# Written task:
Write out all lines holding the word "direction".

# Data in this exercise:
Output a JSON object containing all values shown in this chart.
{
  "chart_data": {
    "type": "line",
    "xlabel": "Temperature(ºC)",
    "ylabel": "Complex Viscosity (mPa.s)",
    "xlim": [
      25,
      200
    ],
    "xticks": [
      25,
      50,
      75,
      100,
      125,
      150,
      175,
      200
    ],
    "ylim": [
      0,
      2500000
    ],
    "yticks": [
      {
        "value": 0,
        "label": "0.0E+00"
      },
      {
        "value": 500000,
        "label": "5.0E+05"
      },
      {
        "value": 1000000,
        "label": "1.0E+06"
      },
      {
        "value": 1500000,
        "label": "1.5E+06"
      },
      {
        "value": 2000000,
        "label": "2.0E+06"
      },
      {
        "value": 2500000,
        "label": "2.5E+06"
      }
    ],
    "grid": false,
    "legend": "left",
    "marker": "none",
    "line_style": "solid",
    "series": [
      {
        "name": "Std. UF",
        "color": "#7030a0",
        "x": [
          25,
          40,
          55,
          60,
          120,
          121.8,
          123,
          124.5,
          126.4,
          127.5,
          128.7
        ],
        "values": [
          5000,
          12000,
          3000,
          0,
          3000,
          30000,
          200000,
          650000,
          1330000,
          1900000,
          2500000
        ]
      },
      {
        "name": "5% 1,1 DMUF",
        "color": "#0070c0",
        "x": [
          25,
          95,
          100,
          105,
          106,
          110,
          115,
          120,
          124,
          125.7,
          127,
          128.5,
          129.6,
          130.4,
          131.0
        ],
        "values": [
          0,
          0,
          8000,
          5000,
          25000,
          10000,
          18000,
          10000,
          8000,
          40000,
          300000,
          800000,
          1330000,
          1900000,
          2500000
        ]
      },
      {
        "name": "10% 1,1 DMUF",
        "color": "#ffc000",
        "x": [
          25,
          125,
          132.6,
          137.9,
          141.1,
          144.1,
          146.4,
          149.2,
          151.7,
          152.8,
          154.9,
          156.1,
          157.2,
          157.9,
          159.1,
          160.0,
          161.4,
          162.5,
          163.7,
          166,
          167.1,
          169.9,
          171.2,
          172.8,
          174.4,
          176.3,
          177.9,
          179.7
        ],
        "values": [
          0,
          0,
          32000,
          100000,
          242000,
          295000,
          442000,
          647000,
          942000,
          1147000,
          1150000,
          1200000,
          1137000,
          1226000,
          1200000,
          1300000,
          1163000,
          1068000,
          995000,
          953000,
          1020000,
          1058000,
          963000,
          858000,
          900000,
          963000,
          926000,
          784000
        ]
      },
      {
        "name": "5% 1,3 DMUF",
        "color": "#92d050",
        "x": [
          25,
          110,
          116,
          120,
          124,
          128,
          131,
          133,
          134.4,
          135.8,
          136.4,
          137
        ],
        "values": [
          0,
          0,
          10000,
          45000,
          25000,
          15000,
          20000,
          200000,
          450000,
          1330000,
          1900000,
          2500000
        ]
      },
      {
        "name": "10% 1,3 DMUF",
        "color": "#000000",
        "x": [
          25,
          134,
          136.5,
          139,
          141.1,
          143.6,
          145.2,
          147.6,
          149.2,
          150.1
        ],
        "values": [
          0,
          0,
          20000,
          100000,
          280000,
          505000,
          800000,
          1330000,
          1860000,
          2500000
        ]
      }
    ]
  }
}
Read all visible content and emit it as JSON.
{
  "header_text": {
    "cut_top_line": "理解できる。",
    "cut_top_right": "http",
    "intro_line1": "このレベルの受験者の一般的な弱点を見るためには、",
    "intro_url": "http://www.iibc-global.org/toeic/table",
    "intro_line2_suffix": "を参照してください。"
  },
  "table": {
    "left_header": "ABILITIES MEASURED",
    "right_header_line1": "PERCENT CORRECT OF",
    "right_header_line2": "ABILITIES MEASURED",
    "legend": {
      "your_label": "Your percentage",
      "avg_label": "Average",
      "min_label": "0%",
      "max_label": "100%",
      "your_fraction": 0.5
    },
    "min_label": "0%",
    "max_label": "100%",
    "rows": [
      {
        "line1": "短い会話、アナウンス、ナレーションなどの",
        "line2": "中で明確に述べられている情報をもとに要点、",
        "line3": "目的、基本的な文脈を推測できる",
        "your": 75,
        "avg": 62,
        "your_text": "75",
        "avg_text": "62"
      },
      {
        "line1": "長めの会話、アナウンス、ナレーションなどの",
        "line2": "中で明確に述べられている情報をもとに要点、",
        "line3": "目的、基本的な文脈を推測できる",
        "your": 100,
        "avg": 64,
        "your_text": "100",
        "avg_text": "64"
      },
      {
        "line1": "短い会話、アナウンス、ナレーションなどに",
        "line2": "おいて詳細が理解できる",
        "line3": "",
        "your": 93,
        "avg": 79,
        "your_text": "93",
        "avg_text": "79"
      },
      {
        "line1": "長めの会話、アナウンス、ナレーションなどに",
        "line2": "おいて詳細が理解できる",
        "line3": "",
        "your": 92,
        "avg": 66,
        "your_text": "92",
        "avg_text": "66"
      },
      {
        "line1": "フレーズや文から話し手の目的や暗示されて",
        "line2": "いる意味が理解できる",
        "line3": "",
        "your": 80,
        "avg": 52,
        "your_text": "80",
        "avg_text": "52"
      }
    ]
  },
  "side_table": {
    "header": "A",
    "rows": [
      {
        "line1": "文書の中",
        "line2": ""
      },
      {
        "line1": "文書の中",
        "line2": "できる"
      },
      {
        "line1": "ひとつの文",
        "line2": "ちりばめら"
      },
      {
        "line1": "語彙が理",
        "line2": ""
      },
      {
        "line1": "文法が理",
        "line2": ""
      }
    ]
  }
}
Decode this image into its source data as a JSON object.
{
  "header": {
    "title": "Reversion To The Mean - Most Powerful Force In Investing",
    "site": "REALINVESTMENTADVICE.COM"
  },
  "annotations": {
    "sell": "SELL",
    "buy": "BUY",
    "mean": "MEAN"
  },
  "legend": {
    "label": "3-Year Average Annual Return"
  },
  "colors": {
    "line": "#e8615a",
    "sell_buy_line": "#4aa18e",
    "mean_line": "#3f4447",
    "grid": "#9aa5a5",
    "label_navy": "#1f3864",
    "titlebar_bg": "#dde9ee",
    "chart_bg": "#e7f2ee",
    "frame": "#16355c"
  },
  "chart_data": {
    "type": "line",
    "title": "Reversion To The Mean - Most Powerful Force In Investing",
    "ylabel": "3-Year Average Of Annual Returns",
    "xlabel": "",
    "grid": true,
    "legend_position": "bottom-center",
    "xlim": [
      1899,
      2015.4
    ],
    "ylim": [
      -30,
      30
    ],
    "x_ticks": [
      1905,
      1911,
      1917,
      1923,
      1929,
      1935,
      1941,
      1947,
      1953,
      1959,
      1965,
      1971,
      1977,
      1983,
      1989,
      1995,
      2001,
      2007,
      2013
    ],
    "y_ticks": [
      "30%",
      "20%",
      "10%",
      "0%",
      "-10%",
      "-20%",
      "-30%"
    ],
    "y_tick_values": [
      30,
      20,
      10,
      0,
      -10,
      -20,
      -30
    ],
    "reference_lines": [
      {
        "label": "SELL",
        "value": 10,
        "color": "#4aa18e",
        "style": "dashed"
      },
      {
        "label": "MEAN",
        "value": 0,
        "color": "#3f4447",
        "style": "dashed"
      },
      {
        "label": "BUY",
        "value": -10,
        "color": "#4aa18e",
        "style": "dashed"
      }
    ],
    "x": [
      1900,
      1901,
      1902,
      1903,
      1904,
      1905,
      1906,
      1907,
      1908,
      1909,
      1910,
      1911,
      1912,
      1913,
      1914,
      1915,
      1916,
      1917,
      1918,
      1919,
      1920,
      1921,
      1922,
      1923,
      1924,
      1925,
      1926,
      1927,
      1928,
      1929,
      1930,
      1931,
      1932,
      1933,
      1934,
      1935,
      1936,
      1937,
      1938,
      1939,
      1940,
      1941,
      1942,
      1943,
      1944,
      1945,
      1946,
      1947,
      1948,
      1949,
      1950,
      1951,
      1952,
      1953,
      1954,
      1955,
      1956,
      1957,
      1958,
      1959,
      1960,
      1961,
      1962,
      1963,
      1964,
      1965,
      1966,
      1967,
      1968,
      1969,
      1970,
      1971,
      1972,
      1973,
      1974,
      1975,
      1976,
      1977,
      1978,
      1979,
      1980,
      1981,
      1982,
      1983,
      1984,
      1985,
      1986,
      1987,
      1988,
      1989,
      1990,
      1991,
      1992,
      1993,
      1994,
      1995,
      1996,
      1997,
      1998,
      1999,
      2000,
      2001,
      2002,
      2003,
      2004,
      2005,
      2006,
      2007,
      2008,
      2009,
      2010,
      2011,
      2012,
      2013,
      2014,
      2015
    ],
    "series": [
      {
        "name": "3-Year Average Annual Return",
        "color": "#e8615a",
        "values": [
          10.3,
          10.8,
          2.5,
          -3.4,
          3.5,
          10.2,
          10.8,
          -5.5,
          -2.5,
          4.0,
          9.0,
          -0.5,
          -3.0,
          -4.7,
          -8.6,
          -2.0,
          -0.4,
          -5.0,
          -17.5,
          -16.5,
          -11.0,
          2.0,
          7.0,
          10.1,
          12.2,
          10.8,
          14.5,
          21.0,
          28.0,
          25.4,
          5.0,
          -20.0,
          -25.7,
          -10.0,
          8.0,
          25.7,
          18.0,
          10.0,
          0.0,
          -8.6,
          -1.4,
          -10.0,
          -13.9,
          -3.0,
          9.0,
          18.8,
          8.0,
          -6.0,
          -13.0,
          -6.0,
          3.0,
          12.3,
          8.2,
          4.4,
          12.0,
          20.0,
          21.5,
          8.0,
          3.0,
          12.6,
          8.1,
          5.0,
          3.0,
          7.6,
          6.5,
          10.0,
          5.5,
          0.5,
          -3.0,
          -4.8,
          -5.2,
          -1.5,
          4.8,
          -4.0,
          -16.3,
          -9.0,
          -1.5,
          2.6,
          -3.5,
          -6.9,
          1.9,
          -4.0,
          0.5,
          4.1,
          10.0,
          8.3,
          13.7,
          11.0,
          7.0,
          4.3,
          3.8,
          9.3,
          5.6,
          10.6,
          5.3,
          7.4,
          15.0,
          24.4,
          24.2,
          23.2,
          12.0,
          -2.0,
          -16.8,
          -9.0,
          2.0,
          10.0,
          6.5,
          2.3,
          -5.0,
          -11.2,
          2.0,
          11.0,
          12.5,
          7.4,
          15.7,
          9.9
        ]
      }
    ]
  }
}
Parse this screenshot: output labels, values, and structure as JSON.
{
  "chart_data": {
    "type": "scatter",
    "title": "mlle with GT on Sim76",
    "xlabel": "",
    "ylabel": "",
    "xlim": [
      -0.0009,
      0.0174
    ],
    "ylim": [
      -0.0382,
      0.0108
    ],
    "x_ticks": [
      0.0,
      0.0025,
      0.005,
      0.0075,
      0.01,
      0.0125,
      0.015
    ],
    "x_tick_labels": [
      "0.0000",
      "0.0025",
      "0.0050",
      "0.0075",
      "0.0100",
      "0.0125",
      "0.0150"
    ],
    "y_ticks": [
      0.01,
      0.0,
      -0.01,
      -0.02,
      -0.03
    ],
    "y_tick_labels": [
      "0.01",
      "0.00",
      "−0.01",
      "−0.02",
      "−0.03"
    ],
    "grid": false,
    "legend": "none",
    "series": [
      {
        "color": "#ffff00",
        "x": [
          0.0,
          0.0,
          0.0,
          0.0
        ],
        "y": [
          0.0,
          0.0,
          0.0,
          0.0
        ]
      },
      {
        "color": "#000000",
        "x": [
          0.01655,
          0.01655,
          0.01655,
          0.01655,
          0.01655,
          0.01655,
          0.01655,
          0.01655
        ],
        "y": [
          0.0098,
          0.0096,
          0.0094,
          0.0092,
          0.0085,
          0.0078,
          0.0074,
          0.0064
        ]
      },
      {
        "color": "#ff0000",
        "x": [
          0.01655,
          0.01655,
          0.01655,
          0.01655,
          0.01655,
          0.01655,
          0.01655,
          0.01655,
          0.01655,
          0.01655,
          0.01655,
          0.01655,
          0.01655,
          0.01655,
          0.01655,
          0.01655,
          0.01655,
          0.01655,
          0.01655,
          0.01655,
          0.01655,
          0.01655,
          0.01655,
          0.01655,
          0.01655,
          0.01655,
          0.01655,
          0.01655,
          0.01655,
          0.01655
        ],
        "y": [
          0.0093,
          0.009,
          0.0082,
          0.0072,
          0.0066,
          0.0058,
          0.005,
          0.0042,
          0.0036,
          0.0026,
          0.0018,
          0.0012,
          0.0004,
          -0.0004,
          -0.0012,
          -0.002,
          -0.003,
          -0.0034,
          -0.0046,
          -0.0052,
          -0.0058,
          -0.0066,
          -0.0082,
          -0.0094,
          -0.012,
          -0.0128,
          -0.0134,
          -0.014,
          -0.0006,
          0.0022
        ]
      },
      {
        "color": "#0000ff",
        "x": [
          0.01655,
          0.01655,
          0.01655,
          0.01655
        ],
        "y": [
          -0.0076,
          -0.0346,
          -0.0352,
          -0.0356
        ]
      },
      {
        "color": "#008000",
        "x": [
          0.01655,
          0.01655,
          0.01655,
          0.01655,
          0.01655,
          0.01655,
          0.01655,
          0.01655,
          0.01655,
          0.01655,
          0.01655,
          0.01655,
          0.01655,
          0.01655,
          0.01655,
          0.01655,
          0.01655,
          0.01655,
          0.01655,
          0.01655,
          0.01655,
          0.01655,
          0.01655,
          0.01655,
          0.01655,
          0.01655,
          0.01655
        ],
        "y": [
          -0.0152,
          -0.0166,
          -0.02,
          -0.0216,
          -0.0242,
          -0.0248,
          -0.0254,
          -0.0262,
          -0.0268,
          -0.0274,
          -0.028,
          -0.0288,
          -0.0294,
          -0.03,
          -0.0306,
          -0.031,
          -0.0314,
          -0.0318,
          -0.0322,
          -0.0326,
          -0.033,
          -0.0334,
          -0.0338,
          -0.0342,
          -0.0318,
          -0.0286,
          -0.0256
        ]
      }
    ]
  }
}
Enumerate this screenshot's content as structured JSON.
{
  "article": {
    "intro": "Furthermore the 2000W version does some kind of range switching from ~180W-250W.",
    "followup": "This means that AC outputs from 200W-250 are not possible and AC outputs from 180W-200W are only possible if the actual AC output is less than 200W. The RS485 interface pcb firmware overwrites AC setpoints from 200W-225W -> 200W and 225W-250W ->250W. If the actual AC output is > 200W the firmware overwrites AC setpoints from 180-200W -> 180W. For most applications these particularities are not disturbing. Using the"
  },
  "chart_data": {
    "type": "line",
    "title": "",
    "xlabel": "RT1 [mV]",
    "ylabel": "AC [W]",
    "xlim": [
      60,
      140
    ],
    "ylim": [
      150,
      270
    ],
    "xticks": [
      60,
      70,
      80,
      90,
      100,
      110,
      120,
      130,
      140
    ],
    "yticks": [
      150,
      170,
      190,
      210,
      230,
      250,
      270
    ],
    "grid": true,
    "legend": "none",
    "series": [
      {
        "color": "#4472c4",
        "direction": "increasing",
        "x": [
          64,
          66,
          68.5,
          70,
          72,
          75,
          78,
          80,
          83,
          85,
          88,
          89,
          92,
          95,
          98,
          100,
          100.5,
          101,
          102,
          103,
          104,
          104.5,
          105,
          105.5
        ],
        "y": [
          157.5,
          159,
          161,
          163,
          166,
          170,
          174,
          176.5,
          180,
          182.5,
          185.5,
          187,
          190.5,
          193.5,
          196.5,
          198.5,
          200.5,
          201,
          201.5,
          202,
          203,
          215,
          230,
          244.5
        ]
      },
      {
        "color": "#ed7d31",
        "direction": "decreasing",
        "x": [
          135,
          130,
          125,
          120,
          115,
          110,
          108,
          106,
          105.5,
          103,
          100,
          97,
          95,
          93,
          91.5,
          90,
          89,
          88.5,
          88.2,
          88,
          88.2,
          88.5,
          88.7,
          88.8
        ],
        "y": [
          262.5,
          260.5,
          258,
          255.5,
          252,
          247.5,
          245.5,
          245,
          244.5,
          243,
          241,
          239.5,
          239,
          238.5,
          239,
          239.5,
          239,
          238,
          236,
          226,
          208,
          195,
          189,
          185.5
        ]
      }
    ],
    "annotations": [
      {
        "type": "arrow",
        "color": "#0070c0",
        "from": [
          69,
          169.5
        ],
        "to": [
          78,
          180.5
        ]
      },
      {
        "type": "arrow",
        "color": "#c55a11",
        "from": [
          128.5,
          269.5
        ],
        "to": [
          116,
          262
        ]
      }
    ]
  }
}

# Response to this task:
        "direction": "increasing",
        "direction": "decreasing",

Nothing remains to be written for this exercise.